Records shown
↓
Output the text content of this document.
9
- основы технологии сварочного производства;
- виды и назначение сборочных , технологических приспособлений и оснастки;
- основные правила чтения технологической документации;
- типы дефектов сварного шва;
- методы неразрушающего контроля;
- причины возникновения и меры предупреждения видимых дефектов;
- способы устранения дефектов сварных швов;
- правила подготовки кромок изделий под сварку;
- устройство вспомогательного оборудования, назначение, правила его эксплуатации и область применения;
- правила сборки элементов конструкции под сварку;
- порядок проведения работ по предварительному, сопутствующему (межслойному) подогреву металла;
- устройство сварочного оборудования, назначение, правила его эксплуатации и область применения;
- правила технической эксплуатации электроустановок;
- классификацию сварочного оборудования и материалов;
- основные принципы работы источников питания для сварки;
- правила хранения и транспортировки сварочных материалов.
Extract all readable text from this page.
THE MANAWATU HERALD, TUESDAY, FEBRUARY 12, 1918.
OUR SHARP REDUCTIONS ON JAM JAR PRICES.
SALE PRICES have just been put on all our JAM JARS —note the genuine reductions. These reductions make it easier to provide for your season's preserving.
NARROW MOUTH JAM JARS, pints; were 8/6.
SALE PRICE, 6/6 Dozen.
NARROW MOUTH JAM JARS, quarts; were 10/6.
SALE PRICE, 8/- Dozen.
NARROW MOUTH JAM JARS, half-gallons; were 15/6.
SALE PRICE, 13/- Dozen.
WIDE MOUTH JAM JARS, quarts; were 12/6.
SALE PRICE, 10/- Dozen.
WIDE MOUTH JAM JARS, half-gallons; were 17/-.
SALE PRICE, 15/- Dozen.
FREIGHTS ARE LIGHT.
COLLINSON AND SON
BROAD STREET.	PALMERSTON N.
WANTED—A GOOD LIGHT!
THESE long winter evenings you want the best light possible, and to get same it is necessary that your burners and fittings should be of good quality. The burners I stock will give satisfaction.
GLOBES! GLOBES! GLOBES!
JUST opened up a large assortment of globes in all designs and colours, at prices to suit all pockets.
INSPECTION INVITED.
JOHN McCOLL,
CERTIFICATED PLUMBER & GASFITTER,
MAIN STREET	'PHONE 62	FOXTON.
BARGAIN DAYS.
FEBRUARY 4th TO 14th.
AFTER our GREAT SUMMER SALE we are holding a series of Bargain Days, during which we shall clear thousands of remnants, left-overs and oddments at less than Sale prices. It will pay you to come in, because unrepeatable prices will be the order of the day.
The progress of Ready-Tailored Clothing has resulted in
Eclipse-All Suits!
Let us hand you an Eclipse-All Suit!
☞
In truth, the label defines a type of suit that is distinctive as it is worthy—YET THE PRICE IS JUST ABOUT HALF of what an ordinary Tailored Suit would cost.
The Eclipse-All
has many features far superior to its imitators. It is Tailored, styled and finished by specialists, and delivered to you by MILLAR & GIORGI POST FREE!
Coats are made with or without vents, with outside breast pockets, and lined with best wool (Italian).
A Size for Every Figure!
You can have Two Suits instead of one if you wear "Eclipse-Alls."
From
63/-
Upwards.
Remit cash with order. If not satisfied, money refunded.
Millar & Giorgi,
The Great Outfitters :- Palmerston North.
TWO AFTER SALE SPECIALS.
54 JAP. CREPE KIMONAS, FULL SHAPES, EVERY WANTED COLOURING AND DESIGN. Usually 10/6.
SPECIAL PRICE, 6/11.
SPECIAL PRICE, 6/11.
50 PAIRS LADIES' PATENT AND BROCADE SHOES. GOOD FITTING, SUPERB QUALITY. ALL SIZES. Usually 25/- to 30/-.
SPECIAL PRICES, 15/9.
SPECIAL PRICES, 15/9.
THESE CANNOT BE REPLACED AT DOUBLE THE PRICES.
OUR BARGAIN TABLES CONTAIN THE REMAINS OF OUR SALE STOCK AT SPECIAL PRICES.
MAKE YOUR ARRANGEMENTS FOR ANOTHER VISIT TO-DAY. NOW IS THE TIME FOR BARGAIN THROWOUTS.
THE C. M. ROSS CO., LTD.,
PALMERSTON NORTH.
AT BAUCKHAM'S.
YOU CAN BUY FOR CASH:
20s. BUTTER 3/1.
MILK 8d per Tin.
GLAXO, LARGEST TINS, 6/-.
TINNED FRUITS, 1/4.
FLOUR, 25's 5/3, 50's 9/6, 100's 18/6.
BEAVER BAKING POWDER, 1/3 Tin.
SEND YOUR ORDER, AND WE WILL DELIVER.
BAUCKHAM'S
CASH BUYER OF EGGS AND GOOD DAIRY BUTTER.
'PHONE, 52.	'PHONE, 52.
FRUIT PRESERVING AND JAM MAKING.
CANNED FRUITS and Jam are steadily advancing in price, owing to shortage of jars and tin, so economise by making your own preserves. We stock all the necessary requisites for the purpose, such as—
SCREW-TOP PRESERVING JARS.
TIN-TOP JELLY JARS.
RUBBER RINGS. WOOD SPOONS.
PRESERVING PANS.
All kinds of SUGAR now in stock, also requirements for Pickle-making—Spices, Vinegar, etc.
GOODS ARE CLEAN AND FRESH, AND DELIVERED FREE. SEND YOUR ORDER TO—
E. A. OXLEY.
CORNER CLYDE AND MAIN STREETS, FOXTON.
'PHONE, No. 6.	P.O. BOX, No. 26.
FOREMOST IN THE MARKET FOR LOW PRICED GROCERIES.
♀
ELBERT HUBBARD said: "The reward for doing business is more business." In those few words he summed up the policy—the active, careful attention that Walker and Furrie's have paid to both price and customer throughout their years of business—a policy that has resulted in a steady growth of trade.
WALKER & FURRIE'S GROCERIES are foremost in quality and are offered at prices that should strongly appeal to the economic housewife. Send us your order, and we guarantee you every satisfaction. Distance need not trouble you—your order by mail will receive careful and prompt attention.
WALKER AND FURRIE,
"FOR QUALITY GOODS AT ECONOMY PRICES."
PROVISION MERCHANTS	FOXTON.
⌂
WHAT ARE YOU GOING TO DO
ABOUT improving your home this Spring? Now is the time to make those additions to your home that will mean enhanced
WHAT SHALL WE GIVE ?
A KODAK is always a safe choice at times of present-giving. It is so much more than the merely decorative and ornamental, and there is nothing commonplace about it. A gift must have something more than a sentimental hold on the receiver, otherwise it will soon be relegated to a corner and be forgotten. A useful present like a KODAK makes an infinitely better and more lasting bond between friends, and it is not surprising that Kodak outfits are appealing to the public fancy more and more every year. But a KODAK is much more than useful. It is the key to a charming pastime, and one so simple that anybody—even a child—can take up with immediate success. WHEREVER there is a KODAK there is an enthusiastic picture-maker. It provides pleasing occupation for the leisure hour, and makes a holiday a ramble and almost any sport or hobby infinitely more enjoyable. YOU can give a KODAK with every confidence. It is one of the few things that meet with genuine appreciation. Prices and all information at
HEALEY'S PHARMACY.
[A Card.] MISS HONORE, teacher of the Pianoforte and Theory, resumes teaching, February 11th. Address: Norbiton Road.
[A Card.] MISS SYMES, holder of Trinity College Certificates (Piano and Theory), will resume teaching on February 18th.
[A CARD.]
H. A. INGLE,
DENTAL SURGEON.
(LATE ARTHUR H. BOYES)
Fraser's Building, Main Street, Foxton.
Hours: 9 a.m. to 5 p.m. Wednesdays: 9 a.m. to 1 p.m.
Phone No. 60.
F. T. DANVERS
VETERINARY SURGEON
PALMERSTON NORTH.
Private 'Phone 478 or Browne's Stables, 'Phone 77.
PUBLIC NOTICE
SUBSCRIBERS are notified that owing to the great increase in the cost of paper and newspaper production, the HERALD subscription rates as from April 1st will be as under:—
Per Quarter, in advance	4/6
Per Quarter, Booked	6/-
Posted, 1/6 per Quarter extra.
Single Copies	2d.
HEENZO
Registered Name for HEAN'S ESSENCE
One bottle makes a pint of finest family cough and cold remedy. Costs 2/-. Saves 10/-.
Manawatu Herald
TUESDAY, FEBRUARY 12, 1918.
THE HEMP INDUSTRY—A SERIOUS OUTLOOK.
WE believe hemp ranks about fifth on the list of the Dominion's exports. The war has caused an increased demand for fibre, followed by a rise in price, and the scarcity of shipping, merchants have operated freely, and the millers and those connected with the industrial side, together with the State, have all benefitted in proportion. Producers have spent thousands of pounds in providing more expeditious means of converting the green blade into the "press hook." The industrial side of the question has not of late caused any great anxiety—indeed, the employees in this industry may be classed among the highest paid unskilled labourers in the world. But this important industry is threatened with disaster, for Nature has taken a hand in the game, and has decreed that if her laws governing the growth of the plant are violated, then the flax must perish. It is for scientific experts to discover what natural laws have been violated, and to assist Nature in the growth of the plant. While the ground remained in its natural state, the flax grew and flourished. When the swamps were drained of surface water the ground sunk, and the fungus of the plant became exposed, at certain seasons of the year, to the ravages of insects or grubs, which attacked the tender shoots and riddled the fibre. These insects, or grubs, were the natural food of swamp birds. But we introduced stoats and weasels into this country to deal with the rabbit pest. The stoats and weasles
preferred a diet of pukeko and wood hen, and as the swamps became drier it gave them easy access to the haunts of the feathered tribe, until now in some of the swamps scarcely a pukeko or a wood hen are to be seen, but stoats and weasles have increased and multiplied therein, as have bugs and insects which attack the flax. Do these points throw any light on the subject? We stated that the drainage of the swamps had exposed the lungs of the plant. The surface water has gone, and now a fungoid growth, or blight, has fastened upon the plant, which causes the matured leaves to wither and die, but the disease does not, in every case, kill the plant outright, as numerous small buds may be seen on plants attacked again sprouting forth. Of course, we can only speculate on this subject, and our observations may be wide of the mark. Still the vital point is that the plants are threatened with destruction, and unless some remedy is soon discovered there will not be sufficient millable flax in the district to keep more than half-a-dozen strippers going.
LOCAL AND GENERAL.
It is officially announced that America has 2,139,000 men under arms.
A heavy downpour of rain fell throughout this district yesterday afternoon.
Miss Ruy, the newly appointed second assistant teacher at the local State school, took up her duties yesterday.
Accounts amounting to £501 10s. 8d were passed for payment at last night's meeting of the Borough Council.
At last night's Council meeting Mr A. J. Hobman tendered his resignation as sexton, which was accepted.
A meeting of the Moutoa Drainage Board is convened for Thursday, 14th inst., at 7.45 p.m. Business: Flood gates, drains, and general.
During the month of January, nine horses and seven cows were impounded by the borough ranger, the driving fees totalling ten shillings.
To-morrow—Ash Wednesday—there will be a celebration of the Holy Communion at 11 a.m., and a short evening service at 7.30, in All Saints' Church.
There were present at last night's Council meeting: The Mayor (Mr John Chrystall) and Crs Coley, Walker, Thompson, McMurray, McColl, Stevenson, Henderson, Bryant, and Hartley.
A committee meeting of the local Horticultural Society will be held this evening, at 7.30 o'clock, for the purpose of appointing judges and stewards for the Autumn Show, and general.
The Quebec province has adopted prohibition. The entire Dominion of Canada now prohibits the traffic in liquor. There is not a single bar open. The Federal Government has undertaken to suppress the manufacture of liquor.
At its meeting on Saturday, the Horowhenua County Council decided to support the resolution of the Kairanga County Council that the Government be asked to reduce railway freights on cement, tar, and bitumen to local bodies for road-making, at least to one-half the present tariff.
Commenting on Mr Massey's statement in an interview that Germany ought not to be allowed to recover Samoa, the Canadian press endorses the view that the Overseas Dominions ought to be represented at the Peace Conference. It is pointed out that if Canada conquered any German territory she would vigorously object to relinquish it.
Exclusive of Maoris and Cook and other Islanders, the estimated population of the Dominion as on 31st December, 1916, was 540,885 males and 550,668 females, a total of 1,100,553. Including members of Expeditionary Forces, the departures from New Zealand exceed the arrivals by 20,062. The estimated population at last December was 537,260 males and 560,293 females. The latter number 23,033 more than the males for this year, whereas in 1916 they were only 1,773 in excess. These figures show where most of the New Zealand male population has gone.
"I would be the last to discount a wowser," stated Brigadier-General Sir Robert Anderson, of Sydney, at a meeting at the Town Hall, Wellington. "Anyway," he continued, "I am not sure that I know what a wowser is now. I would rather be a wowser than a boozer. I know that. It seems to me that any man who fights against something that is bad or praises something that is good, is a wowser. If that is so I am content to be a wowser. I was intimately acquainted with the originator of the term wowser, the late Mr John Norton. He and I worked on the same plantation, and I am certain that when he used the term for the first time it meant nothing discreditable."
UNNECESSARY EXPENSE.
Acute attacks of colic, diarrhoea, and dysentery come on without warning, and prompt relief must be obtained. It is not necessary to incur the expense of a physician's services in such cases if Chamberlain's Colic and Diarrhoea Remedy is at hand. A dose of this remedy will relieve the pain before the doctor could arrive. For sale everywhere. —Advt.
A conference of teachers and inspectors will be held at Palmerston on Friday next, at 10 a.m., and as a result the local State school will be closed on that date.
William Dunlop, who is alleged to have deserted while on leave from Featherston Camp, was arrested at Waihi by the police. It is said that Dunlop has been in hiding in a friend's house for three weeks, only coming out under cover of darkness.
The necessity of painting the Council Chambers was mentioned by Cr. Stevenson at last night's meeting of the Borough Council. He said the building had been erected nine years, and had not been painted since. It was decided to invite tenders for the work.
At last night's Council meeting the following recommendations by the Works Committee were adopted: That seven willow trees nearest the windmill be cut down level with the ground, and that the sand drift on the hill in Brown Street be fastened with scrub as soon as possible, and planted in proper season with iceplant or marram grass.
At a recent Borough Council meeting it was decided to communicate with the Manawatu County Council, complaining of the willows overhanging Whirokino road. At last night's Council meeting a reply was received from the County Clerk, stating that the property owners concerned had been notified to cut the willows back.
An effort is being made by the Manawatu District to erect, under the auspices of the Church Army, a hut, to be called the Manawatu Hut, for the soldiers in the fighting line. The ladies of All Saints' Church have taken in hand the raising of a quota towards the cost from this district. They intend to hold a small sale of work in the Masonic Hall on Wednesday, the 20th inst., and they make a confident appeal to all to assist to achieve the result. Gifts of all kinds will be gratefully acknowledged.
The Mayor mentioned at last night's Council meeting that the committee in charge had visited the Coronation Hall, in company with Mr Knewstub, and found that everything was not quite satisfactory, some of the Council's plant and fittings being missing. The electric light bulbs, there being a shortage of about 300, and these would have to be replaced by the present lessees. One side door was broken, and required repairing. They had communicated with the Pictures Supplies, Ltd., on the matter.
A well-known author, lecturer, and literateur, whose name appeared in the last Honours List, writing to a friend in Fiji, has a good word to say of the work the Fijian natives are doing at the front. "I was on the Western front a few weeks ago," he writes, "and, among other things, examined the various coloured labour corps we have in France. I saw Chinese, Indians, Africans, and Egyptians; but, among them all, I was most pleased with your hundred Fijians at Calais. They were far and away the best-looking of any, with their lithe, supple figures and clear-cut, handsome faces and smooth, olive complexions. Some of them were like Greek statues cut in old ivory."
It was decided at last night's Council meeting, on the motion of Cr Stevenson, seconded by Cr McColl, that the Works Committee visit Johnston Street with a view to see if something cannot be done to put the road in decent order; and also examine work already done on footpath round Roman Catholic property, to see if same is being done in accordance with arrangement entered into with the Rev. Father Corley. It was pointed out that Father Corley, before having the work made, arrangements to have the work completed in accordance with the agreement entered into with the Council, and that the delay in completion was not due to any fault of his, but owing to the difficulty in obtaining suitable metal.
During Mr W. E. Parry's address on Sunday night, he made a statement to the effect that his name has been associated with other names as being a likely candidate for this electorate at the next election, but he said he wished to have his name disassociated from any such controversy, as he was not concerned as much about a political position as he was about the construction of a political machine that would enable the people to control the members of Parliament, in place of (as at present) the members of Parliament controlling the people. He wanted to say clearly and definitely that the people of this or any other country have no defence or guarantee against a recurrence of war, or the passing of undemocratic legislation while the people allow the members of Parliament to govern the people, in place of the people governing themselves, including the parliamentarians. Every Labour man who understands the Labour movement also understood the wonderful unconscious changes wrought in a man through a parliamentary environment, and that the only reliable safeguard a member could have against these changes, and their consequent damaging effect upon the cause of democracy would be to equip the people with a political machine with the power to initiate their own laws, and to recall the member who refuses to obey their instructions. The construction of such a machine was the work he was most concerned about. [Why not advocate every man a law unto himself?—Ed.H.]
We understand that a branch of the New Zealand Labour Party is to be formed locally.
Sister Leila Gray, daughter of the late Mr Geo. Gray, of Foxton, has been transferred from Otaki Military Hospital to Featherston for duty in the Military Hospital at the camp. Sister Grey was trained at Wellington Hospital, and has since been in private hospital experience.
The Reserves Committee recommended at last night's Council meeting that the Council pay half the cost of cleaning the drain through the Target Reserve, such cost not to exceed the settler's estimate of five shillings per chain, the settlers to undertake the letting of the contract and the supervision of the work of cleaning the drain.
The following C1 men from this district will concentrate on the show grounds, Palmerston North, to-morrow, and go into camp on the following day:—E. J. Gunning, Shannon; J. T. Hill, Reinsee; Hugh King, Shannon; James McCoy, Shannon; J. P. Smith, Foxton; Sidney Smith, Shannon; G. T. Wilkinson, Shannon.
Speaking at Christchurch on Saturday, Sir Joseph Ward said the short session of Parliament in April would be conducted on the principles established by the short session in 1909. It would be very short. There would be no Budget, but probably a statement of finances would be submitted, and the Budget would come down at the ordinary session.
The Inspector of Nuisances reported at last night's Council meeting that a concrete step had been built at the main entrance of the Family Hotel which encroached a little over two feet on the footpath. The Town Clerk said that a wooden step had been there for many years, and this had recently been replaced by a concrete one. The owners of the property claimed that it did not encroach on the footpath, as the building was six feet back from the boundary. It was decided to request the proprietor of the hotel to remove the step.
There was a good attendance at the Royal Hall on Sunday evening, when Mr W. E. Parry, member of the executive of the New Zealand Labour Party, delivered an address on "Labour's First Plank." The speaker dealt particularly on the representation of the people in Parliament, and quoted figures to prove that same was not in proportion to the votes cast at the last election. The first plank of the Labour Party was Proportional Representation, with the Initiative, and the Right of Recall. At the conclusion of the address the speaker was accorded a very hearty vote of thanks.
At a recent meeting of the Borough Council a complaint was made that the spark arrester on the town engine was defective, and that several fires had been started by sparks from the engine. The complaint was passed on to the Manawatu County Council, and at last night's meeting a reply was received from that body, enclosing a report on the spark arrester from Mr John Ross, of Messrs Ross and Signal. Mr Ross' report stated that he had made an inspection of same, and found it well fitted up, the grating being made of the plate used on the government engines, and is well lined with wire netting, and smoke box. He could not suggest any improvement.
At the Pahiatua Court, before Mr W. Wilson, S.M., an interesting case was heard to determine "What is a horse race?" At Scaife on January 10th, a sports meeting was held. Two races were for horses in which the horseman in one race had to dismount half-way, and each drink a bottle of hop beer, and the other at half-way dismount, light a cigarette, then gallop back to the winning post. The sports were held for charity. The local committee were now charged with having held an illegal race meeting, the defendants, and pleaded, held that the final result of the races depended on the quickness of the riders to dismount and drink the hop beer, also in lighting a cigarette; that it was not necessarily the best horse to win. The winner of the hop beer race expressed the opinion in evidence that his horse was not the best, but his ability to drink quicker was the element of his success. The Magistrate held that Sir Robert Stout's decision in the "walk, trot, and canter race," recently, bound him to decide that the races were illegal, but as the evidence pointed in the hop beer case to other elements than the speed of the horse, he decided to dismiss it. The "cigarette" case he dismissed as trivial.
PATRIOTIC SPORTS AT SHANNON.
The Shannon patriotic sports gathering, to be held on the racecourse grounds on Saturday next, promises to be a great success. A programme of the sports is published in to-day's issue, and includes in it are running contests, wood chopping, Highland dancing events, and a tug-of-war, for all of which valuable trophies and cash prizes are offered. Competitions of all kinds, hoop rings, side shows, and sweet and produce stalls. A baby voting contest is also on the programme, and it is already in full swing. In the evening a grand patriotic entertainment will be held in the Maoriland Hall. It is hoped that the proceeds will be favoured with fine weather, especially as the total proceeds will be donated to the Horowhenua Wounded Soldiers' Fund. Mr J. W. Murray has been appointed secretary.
↑
What to work on
Work through the records line by line and tally those with the word "footpath". Report only the total.

Result of this exercise
2